— BEGIN Record list —

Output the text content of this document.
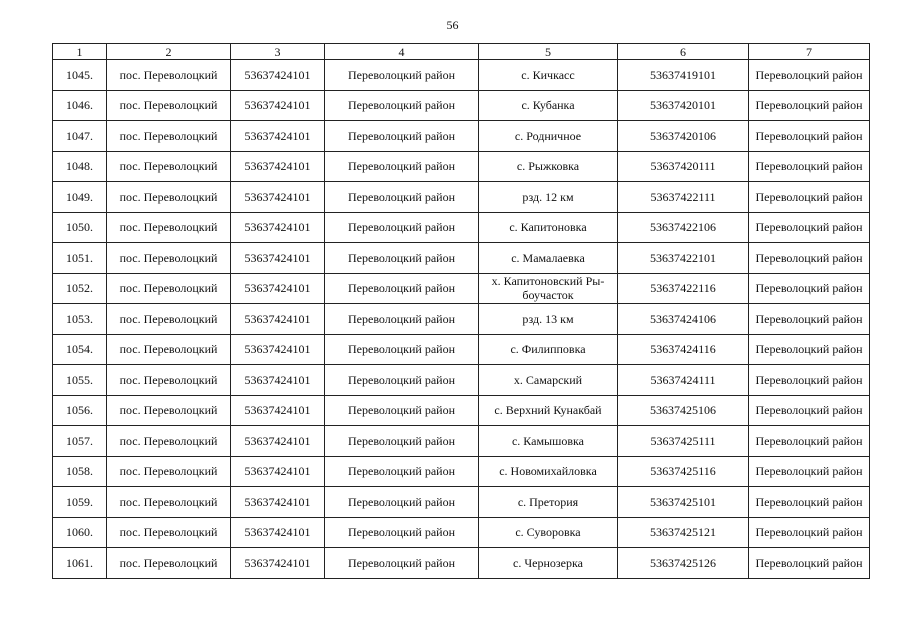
56
1	2	3	4	5	6	7
1045.	пос. Переволоцкий	53637424101	Переволоцкий район	с. Кичкасс	53637419101	Переволоцкий район
1046.	пос. Переволоцкий	53637424101	Переволоцкий район	с. Кубанка	53637420101	Переволоцкий район
1047.	пос. Переволоцкий	53637424101	Переволоцкий район	с. Родничное	53637420106	Переволоцкий район
1048.	пос. Переволоцкий	53637424101	Переволоцкий район	с. Рыжковка	53637420111	Переволоцкий район
1049.	пос. Переволоцкий	53637424101	Переволоцкий район	рзд. 12 км	53637422111	Переволоцкий район
1050.	пос. Переволоцкий	53637424101	Переволоцкий район	с. Капитоновка	53637422106	Переволоцкий район
1051.	пос. Переволоцкий	53637424101	Переволоцкий район	с. Мамалаевка	53637422101	Переволоцкий район
1052.	пос. Переволоцкий	53637424101	Переволоцкий район	х. Капитоновский Ры-боучасток	53637422116	Переволоцкий район
1053.	пос. Переволоцкий	53637424101	Переволоцкий район	рзд. 13 км	53637424106	Переволоцкий район
1054.	пос. Переволоцкий	53637424101	Переволоцкий район	с. Филипповка	53637424116	Переволоцкий район
1055.	пос. Переволоцкий	53637424101	Переволоцкий район	х. Самарский	53637424111	Переволоцкий район
1056.	пос. Переволоцкий	53637424101	Переволоцкий район	с. Верхний Кунакбай	53637425106	Переволоцкий район
1057.	пос. Переволоцкий	53637424101	Переволоцкий район	с. Камышовка	53637425111	Переволоцкий район
1058.	пос. Переволоцкий	53637424101	Переволоцкий район	с. Новомихайловка	53637425116	Переволоцкий район
1059.	пос. Переволоцкий	53637424101	Переволоцкий район	с. Претория	53637425101	Переволоцкий район
1060.	пос. Переволоцкий	53637424101	Переволоцкий район	с. Суворовка	53637425121	Переволоцкий район
1061.	пос. Переволоцкий	53637424101	Переволоцкий район	с. Чернозерка	53637425126	Переволоцкий район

— END Record list —

### [Do this]
Give all the lines above again, character for character, without pictures.

### [Complete response]
Output the text content of this document.
56
1	2	3	4	5	6	7
1045.	пос. Переволоцкий	53637424101	Переволоцкий район	с. Кичкасс	53637419101	Переволоцкий район
1046.	пос. Переволоцкий	53637424101	Переволоцкий район	с. Кубанка	53637420101	Переволоцкий район
1047.	пос. Переволоцкий	53637424101	Переволоцкий район	с. Родничное	53637420106	Переволоцкий район
1048.	пос. Переволоцкий	53637424101	Переволоцкий район	с. Рыжковка	53637420111	Переволоцкий район
1049.	пос. Переволоцкий	53637424101	Переволоцкий район	рзд. 12 км	53637422111	Переволоцкий район
1050.	пос. Переволоцкий	53637424101	Переволоцкий район	с. Капитоновка	53637422106	Переволоцкий район
1051.	пос. Переволоцкий	53637424101	Переволоцкий район	с. Мамалаевка	53637422101	Переволоцкий район
1052.	пос. Переволоцкий	53637424101	Переволоцкий район	х. Капитоновский Ры-боучасток	53637422116	Переволоцкий район
1053.	пос. Переволоцкий	53637424101	Переволоцкий район	рзд. 13 км	53637424106	Переволоцкий район
1054.	пос. Переволоцкий	53637424101	Переволоцкий район	с. Филипповка	53637424116	Переволоцкий район
1055.	пос. Переволоцкий	53637424101	Переволоцкий район	х. Самарский	53637424111	Переволоцкий район
1056.	пос. Переволоцкий	53637424101	Переволоцкий район	с. Верхний Кунакбай	53637425106	Переволоцкий район
1057.	пос. Переволоцкий	53637424101	Переволоцкий район	с. Камышовка	53637425111	Переволоцкий район
1058.	пос. Переволоцкий	53637424101	Переволоцкий район	с. Новомихайловка	53637425116	Переволоцкий район
1059.	пос. Переволоцкий	53637424101	Переволоцкий район	с. Претория	53637425101	Переволоцкий район
1060.	пос. Переволоцкий	53637424101	Переволоцкий район	с. Суворовка	53637425121	Переволоцкий район
1061.	пос. Переволоцкий	53637424101	Переволоцкий район	с. Чернозерка	53637425126	Переволоцкий район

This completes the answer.